* Given problem:
Copy all of the material exactly. Pictures are not to appear in the copy.

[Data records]
=-=-=-=-=

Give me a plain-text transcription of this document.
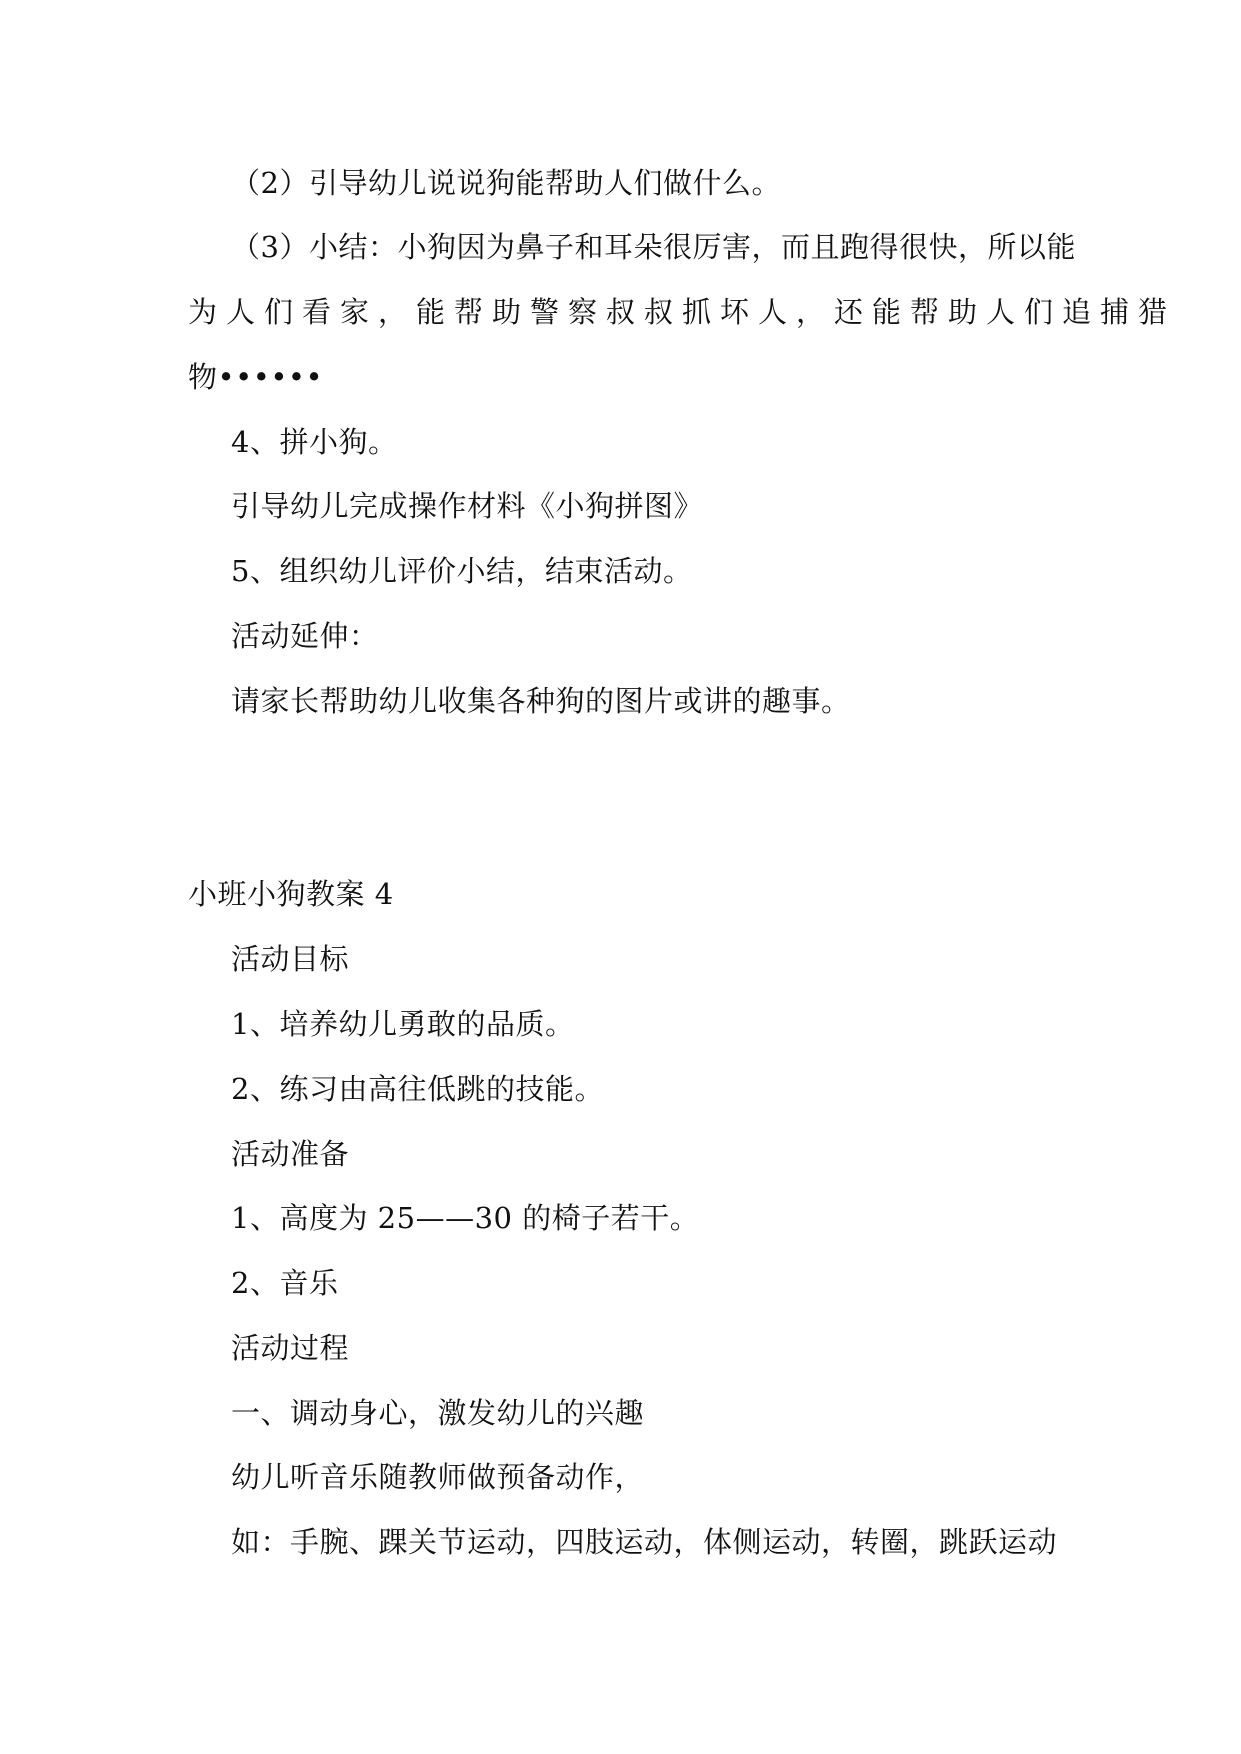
（2）引导幼儿说说狗能帮助人们做什么。
（3）小结：小狗因为鼻子和耳朵很厉害，而且跑得很快，所以能
为人们看家，能帮助警察叔叔抓坏人，还能帮助人们追捕猎
物••••••
4、拼小狗。
引导幼儿完成操作材料《小狗拼图》
5、组织幼儿评价小结，结束活动。
活动延伸：
请家长帮助幼儿收集各种狗的图片或讲的趣事。
小班小狗教案 4
活动目标
1、培养幼儿勇敢的品质。
2、练习由高往低跳的技能。
活动准备
1、高度为 25——30 的椅子若干。
2、音乐
活动过程
一、调动身心，激发幼儿的兴趣
幼儿听音乐随教师做预备动作，
如：手腕、踝关节运动，四肢运动，体侧运动，转圈，跳跃运动
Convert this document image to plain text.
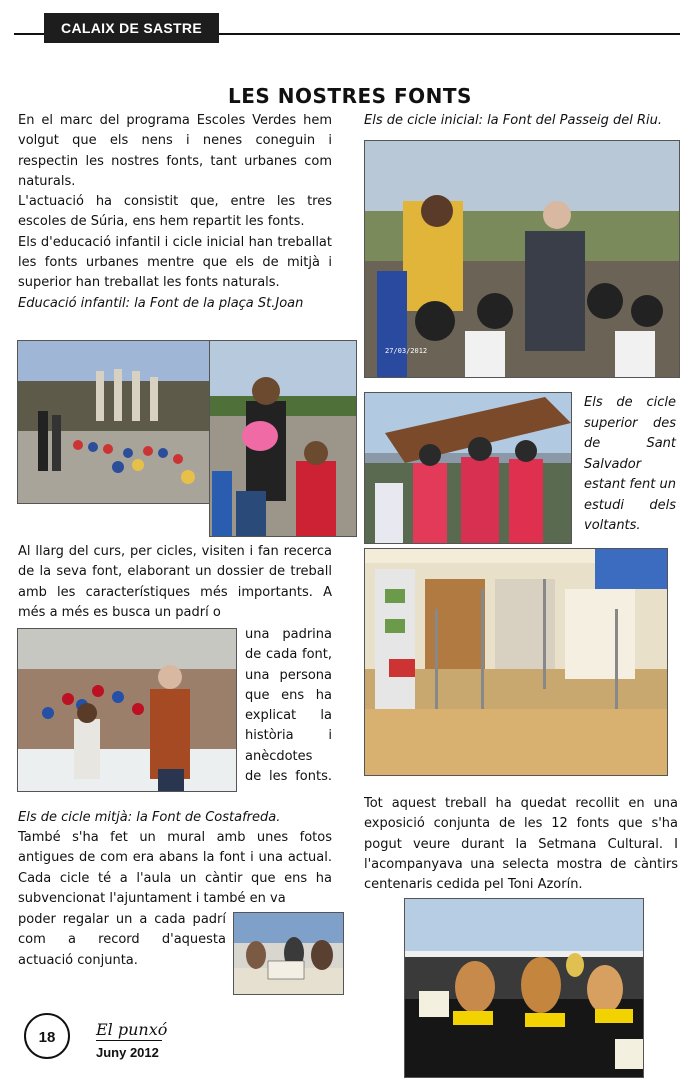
CALAIX DE SASTRE
LES NOSTRES FONTS

En el marc del programa Escoles Verdes hem volgut que els nens i nenes coneguin i respectin les nostres fonts, tant urbanes com naturals.

L'actuació ha consistit que, entre les tres escoles de Súria, ens hem repartit les fonts.

Els d'educació infantil i cicle inicial han treballat les fonts urbanes mentre que els de mitjà i superior han treballat les fonts naturals.

Educació infantil: la Font de la plaça St.Joan

Al llarg del curs, per cicles, visiten i fan recerca de la seva font, elaborant un dossier de treball amb les característiques més importants. A més a més es busca un padrí o

una padrina de cada font, una persona que ens ha explicat la història i anècdotes de les fonts.

Els de cicle mitjà: la Font de Costafreda.

També s'ha fet un mural amb unes fotos antigues de com era abans la font i una actual. Cada cicle té a l'aula un càntir que ens ha subvencionat l'ajuntament i també en va

poder regalar un a cada padrí com a record d'aquesta actuació conjunta.

Els de cicle inicial: la Font del Passeig del Riu.

27/03/2012

Els de cicle superior des de Sant Salvador estant fent un estudi dels voltants.

Tot aquest treball ha quedat recollit en una exposició conjunta de les 12 fonts que s'ha pogut veure durant la Setmana Cultural. I l'acompanyava una selecta mostra de càntirs centenaris cedida pel Toni Azorín.

18	El punxó
Juny 2012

=-=-=-=-=

* Answer:
Give me a plain-text transcription of this document.
（2）引导幼儿说说狗能帮助人们做什么。
（3）小结：小狗因为鼻子和耳朵很厉害，而且跑得很快，所以能
为人们看家，能帮助警察叔叔抓坏人，还能帮助人们追捕猎
物••••••
4、拼小狗。
引导幼儿完成操作材料《小狗拼图》
5、组织幼儿评价小结，结束活动。
活动延伸：
请家长帮助幼儿收集各种狗的图片或讲的趣事。
小班小狗教案 4
活动目标
1、培养幼儿勇敢的品质。
2、练习由高往低跳的技能。
活动准备
1、高度为 25——30 的椅子若干。
2、音乐
活动过程
一、调动身心，激发幼儿的兴趣
幼儿听音乐随教师做预备动作，
如：手腕、踝关节运动，四肢运动，体侧运动，转圈，跳跃运动
Convert this document image to plain text.
CALAIX DE SASTRE
LES NOSTRES FONTS

En el marc del programa Escoles Verdes hem volgut que els nens i nenes coneguin i respectin les nostres fonts, tant urbanes com naturals.

L'actuació ha consistit que, entre les tres escoles de Súria, ens hem repartit les fonts.

Els d'educació infantil i cicle inicial han treballat les fonts urbanes mentre que els de mitjà i superior han treballat les fonts naturals.

Educació infantil: la Font de la plaça St.Joan

Al llarg del curs, per cicles, visiten i fan recerca de la seva font, elaborant un dossier de treball amb les característiques més importants. A més a més es busca un padrí o

una padrina de cada font, una persona que ens ha explicat la història i anècdotes de les fonts.

Els de cicle mitjà: la Font de Costafreda.

També s'ha fet un mural amb unes fotos antigues de com era abans la font i una actual. Cada cicle té a l'aula un càntir que ens ha subvencionat l'ajuntament i també en va

poder regalar un a cada padrí com a record d'aquesta actuació conjunta.

Els de cicle inicial: la Font del Passeig del Riu.

27/03/2012

Els de cicle superior des de Sant Salvador estant fent un estudi dels voltants.

Tot aquest treball ha quedat recollit en una exposició conjunta de les 12 fonts que s'ha pogut veure durant la Setmana Cultural. I l'acompanyava una selecta mostra de càntirs centenaris cedida pel Toni Azorín.

18	El punxó
Juny 2012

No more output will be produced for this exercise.